§ **What the task requires**
Below, find each line holding "China" and state how many there are, using the number alone.

§ **Figure content listings**
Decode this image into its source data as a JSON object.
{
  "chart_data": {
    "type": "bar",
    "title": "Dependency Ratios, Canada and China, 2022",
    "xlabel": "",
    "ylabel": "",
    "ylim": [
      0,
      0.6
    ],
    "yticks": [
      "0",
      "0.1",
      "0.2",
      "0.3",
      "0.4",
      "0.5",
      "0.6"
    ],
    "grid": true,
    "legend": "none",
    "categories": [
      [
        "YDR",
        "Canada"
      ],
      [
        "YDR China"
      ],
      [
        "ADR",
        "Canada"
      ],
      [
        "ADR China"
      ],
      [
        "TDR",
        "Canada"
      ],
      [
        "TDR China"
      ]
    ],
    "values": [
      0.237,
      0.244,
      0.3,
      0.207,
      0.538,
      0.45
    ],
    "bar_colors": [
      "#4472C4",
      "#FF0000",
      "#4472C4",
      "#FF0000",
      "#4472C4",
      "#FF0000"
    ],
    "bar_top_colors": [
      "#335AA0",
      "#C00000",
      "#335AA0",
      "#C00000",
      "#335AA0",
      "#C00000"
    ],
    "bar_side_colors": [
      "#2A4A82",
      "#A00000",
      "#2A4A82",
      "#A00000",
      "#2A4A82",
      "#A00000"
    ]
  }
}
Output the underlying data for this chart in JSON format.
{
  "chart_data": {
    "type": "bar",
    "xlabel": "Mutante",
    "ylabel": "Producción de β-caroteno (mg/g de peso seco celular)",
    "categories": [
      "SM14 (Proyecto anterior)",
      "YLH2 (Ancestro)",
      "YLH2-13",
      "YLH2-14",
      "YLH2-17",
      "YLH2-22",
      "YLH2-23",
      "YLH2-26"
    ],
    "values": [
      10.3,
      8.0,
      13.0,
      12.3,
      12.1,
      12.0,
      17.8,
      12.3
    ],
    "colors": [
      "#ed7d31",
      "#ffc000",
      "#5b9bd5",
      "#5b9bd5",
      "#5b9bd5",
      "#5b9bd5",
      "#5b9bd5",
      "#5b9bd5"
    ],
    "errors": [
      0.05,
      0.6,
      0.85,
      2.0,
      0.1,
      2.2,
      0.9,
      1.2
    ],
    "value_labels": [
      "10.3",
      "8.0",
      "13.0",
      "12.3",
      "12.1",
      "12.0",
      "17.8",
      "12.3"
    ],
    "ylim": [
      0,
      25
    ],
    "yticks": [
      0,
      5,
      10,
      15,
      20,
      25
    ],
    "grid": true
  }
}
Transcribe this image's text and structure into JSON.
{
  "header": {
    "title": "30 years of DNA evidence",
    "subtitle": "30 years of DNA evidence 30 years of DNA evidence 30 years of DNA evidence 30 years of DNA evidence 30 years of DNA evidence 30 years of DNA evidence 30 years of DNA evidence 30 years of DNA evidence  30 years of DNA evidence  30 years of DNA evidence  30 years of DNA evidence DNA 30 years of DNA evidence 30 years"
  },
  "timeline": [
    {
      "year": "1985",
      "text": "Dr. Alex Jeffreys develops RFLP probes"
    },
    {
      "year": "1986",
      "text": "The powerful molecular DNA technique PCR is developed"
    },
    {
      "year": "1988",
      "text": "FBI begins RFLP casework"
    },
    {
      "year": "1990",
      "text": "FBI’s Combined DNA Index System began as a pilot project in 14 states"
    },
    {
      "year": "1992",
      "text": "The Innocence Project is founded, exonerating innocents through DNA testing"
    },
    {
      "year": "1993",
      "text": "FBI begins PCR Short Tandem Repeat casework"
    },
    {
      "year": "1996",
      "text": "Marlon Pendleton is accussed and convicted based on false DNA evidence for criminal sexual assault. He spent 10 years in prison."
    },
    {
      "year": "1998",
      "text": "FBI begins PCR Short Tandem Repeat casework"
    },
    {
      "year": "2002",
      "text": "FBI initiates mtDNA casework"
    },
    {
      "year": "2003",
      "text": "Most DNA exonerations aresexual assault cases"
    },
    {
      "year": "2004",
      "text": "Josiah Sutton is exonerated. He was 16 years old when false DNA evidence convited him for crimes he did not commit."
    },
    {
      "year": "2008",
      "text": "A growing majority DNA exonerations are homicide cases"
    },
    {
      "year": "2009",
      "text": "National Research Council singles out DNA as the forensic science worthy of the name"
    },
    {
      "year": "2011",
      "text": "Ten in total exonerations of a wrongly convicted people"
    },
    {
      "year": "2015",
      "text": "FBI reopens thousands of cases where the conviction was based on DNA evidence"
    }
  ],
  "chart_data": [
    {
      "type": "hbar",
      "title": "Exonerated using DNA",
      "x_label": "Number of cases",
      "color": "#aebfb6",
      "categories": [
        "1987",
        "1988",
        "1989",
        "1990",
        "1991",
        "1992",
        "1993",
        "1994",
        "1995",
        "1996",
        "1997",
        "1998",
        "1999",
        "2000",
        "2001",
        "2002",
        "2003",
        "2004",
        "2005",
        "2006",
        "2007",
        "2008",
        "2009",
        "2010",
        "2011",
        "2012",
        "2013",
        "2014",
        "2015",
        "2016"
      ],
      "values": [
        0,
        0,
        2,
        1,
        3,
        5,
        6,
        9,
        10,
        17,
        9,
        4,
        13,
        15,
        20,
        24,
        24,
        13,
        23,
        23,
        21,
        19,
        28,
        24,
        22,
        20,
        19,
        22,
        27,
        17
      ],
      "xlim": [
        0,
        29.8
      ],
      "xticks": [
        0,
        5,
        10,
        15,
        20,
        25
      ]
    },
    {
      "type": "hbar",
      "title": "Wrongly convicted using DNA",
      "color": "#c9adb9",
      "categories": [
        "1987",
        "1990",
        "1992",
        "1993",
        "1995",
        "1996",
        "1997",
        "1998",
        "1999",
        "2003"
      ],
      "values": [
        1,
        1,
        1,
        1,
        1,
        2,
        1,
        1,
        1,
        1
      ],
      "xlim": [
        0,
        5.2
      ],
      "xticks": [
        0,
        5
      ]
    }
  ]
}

§ **Correct answer**
4